## 作業の指示
次の資料のすべての行を、一字も変えずに書き写してください。

[要素ボックスの注記]
..............................

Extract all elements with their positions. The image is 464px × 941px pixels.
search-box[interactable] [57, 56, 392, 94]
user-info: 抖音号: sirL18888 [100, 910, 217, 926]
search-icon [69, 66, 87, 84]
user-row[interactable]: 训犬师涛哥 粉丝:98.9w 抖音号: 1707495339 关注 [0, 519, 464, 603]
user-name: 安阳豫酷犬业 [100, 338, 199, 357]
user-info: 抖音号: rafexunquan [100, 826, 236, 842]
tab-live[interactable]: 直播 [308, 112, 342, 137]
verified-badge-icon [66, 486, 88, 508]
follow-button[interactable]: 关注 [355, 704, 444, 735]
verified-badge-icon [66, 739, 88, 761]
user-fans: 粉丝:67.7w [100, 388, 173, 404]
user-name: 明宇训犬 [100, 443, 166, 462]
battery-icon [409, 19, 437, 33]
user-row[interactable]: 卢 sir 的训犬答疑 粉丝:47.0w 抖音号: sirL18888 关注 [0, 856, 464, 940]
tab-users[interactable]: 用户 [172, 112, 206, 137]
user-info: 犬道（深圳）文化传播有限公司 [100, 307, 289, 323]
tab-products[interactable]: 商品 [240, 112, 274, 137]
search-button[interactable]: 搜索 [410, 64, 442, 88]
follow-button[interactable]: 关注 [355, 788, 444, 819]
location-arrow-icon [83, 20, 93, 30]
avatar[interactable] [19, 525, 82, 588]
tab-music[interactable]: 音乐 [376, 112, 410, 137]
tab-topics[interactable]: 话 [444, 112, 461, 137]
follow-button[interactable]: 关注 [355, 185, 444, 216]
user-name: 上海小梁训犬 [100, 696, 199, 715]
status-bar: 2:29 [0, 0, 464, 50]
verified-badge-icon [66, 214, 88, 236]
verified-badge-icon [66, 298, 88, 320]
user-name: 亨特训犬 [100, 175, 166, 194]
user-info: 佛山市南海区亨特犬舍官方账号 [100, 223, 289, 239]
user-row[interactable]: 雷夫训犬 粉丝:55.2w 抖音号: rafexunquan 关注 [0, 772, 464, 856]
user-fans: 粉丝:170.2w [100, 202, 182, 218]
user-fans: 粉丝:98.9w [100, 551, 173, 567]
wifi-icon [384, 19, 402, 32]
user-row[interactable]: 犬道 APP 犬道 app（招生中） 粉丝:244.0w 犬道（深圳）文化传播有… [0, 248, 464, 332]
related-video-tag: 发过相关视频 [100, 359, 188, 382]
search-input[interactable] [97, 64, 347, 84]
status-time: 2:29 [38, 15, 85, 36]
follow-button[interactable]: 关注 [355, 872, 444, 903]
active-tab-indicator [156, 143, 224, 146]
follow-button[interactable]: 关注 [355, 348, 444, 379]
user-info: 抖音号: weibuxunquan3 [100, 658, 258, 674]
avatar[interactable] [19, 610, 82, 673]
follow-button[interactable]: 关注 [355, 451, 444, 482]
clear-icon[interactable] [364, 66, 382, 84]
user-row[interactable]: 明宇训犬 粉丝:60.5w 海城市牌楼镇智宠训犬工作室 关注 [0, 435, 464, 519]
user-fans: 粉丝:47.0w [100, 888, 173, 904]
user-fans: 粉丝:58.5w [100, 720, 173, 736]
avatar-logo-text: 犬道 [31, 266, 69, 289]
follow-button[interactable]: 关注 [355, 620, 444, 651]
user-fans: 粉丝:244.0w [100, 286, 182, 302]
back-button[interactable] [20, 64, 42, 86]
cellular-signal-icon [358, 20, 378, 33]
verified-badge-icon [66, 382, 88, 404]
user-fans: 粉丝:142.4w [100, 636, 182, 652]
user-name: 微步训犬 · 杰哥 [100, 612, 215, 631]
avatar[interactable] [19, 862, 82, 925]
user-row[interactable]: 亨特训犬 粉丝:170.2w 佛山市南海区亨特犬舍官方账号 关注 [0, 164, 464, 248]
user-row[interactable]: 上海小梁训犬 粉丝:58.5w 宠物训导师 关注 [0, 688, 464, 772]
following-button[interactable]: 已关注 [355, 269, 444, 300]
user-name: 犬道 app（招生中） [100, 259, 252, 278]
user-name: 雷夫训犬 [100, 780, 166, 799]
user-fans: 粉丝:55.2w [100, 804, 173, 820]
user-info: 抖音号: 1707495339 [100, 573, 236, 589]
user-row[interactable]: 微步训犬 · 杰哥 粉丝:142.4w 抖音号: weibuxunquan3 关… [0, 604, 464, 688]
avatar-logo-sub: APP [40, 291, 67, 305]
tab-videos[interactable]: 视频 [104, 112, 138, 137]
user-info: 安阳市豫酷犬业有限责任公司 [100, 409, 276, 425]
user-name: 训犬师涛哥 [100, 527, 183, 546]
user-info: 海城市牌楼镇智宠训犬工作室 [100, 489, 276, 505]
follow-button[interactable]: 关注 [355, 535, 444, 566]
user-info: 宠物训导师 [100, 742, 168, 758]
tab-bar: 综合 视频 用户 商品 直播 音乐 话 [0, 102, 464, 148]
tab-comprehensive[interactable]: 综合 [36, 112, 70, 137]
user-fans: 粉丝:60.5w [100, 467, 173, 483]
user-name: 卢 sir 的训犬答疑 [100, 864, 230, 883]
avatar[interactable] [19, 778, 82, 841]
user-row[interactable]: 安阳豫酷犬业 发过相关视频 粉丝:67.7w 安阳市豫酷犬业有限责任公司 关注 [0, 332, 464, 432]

..............................

## 作業の結果
Extract all elements with their positions. The image is 464px × 941px pixels.
search-box[interactable] [57, 56, 392, 94]
user-info: 抖音号: sirL18888 [100, 910, 217, 926]
search-icon [69, 66, 87, 84]
user-row[interactable]: 训犬师涛哥 粉丝:98.9w 抖音号: 1707495339 关注 [0, 519, 464, 603]
user-name: 安阳豫酷犬业 [100, 338, 199, 357]
user-info: 抖音号: rafexunquan [100, 826, 236, 842]
tab-live[interactable]: 直播 [308, 112, 342, 137]
verified-badge-icon [66, 486, 88, 508]
follow-button[interactable]: 关注 [355, 704, 444, 735]
verified-badge-icon [66, 739, 88, 761]
user-fans: 粉丝:67.7w [100, 388, 173, 404]
user-name: 明宇训犬 [100, 443, 166, 462]
battery-icon [409, 19, 437, 33]
user-row[interactable]: 卢 sir 的训犬答疑 粉丝:47.0w 抖音号: sirL18888 关注 [0, 856, 464, 940]
tab-users[interactable]: 用户 [172, 112, 206, 137]
user-info: 犬道（深圳）文化传播有限公司 [100, 307, 289, 323]
tab-products[interactable]: 商品 [240, 112, 274, 137]
search-button[interactable]: 搜索 [410, 64, 442, 88]
follow-button[interactable]: 关注 [355, 788, 444, 819]
location-arrow-icon [83, 20, 93, 30]
avatar[interactable] [19, 525, 82, 588]
tab-music[interactable]: 音乐 [376, 112, 410, 137]
tab-topics[interactable]: 话 [444, 112, 461, 137]
follow-button[interactable]: 关注 [355, 185, 444, 216]
user-name: 上海小梁训犬 [100, 696, 199, 715]
status-bar: 2:29 [0, 0, 464, 50]
verified-badge-icon [66, 214, 88, 236]
verified-badge-icon [66, 298, 88, 320]
user-name: 亨特训犬 [100, 175, 166, 194]
user-info: 佛山市南海区亨特犬舍官方账号 [100, 223, 289, 239]
user-row[interactable]: 雷夫训犬 粉丝:55.2w 抖音号: rafexunquan 关注 [0, 772, 464, 856]
user-fans: 粉丝:170.2w [100, 202, 182, 218]
user-fans: 粉丝:98.9w [100, 551, 173, 567]
wifi-icon [384, 19, 402, 32]
user-row[interactable]: 犬道 APP 犬道 app（招生中） 粉丝:244.0w 犬道（深圳）文化传播有… [0, 248, 464, 332]
related-video-tag: 发过相关视频 [100, 359, 188, 382]
search-input[interactable] [97, 64, 347, 84]
status-time: 2:29 [38, 15, 85, 36]
follow-button[interactable]: 关注 [355, 872, 444, 903]
active-tab-indicator [156, 143, 224, 146]
follow-button[interactable]: 关注 [355, 348, 444, 379]
user-info: 抖音号: weibuxunquan3 [100, 658, 258, 674]
avatar[interactable] [19, 610, 82, 673]
follow-button[interactable]: 关注 [355, 451, 444, 482]
clear-icon[interactable] [364, 66, 382, 84]
user-row[interactable]: 明宇训犬 粉丝:60.5w 海城市牌楼镇智宠训犬工作室 关注 [0, 435, 464, 519]
user-fans: 粉丝:47.0w [100, 888, 173, 904]
user-fans: 粉丝:58.5w [100, 720, 173, 736]
avatar-logo-text: 犬道 [31, 266, 69, 289]
follow-button[interactable]: 关注 [355, 620, 444, 651]
user-fans: 粉丝:244.0w [100, 286, 182, 302]
back-button[interactable] [20, 64, 42, 86]
cellular-signal-icon [358, 20, 378, 33]
verified-badge-icon [66, 382, 88, 404]
user-fans: 粉丝:142.4w [100, 636, 182, 652]
user-name: 微步训犬 · 杰哥 [100, 612, 215, 631]
avatar[interactable] [19, 862, 82, 925]
user-row[interactable]: 亨特训犬 粉丝:170.2w 佛山市南海区亨特犬舍官方账号 关注 [0, 164, 464, 248]
user-row[interactable]: 上海小梁训犬 粉丝:58.5w 宠物训导师 关注 [0, 688, 464, 772]
following-button[interactable]: 已关注 [355, 269, 444, 300]
user-name: 犬道 app（招生中） [100, 259, 252, 278]
user-name: 雷夫训犬 [100, 780, 166, 799]
user-fans: 粉丝:55.2w [100, 804, 173, 820]
user-info: 抖音号: 1707495339 [100, 573, 236, 589]
user-row[interactable]: 微步训犬 · 杰哥 粉丝:142.4w 抖音号: weibuxunquan3 关… [0, 604, 464, 688]
avatar-logo-sub: APP [40, 291, 67, 305]
tab-videos[interactable]: 视频 [104, 112, 138, 137]
user-info: 安阳市豫酷犬业有限责任公司 [100, 409, 276, 425]
user-name: 训犬师涛哥 [100, 527, 183, 546]
user-info: 海城市牌楼镇智宠训犬工作室 [100, 489, 276, 505]
follow-button[interactable]: 关注 [355, 535, 444, 566]
user-info: 宠物训导师 [100, 742, 168, 758]
tab-bar: 综合 视频 用户 商品 直播 音乐 话 [0, 102, 464, 148]
tab-comprehensive[interactable]: 综合 [36, 112, 70, 137]
user-fans: 粉丝:60.5w [100, 467, 173, 483]
user-name: 卢 sir 的训犬答疑 [100, 864, 230, 883]
avatar[interactable] [19, 778, 82, 841]
user-row[interactable]: 安阳豫酷犬业 发过相关视频 粉丝:67.7w 安阳市豫酷犬业有限责任公司 关注 [0, 332, 464, 432]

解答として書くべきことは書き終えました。